[REQUIRED TASK] Reproduce all records verbatim.

━━━ WORKING DATA

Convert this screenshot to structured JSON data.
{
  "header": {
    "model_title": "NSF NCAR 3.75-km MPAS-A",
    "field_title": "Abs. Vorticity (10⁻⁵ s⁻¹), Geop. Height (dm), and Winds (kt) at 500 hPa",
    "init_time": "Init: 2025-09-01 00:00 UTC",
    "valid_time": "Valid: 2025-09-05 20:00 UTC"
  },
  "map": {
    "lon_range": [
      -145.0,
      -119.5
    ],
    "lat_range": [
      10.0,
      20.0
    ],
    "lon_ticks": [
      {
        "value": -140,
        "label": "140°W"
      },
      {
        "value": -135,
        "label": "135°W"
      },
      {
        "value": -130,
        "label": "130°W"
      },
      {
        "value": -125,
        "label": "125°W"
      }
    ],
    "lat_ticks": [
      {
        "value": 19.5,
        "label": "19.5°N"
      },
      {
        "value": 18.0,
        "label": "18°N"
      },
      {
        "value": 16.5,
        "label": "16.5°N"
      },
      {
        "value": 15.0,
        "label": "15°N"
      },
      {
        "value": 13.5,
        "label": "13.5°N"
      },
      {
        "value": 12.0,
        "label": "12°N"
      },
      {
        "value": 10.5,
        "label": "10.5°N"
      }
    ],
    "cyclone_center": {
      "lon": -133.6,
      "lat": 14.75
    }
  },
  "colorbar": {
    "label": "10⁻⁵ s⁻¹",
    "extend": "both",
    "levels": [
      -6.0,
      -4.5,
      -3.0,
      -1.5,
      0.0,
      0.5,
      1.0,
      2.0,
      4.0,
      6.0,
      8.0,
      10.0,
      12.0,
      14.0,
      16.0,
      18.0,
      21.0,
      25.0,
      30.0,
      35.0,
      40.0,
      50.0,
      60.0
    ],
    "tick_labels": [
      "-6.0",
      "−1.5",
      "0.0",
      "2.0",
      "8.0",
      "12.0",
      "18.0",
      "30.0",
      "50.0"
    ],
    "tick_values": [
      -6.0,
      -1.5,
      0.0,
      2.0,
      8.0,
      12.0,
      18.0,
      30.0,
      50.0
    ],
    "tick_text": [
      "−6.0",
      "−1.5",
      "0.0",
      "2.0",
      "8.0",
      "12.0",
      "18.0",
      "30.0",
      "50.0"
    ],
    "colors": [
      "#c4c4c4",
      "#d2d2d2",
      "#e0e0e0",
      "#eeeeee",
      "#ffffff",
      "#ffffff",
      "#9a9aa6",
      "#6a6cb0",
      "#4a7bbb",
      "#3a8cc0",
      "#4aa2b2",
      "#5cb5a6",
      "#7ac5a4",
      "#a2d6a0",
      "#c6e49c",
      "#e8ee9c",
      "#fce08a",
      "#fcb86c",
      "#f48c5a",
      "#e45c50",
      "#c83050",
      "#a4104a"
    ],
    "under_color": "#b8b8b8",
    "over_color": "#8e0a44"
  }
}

━━━━━━

[SOLUTION]
Convert this screenshot to structured JSON data.
{
  "header": {
    "model_title": "NSF NCAR 3.75-km MPAS-A",
    "field_title": "Abs. Vorticity (10⁻⁵ s⁻¹), Geop. Height (dm), and Winds (kt) at 500 hPa",
    "init_time": "Init: 2025-09-01 00:00 UTC",
    "valid_time": "Valid: 2025-09-05 20:00 UTC"
  },
  "map": {
    "lon_range": [
      -145.0,
      -119.5
    ],
    "lat_range": [
      10.0,
      20.0
    ],
    "lon_ticks": [
      {
        "value": -140,
        "label": "140°W"
      },
      {
        "value": -135,
        "label": "135°W"
      },
      {
        "value": -130,
        "label": "130°W"
      },
      {
        "value": -125,
        "label": "125°W"
      }
    ],
    "lat_ticks": [
      {
        "value": 19.5,
        "label": "19.5°N"
      },
      {
        "value": 18.0,
        "label": "18°N"
      },
      {
        "value": 16.5,
        "label": "16.5°N"
      },
      {
        "value": 15.0,
        "label": "15°N"
      },
      {
        "value": 13.5,
        "label": "13.5°N"
      },
      {
        "value": 12.0,
        "label": "12°N"
      },
      {
        "value": 10.5,
        "label": "10.5°N"
      }
    ],
    "cyclone_center": {
      "lon": -133.6,
      "lat": 14.75
    }
  },
  "colorbar": {
    "label": "10⁻⁵ s⁻¹",
    "extend": "both",
    "levels": [
      -6.0,
      -4.5,
      -3.0,
      -1.5,
      0.0,
      0.5,
      1.0,
      2.0,
      4.0,
      6.0,
      8.0,
      10.0,
      12.0,
      14.0,
      16.0,
      18.0,
      21.0,
      25.0,
      30.0,
      35.0,
      40.0,
      50.0,
      60.0
    ],
    "tick_labels": [
      "-6.0",
      "−1.5",
      "0.0",
      "2.0",
      "8.0",
      "12.0",
      "18.0",
      "30.0",
      "50.0"
    ],
    "tick_values": [
      -6.0,
      -1.5,
      0.0,
      2.0,
      8.0,
      12.0,
      18.0,
      30.0,
      50.0
    ],
    "tick_text": [
      "−6.0",
      "−1.5",
      "0.0",
      "2.0",
      "8.0",
      "12.0",
      "18.0",
      "30.0",
      "50.0"
    ],
    "colors": [
      "#c4c4c4",
      "#d2d2d2",
      "#e0e0e0",
      "#eeeeee",
      "#ffffff",
      "#ffffff",
      "#9a9aa6",
      "#6a6cb0",
      "#4a7bbb",
      "#3a8cc0",
      "#4aa2b2",
      "#5cb5a6",
      "#7ac5a4",
      "#a2d6a0",
      "#c6e49c",
      "#e8ee9c",
      "#fce08a",
      "#fcb86c",
      "#f48c5a",
      "#e45c50",
      "#c83050",
      "#a4104a"
    ],
    "under_color": "#b8b8b8",
    "over_color": "#8e0a44"
  }
}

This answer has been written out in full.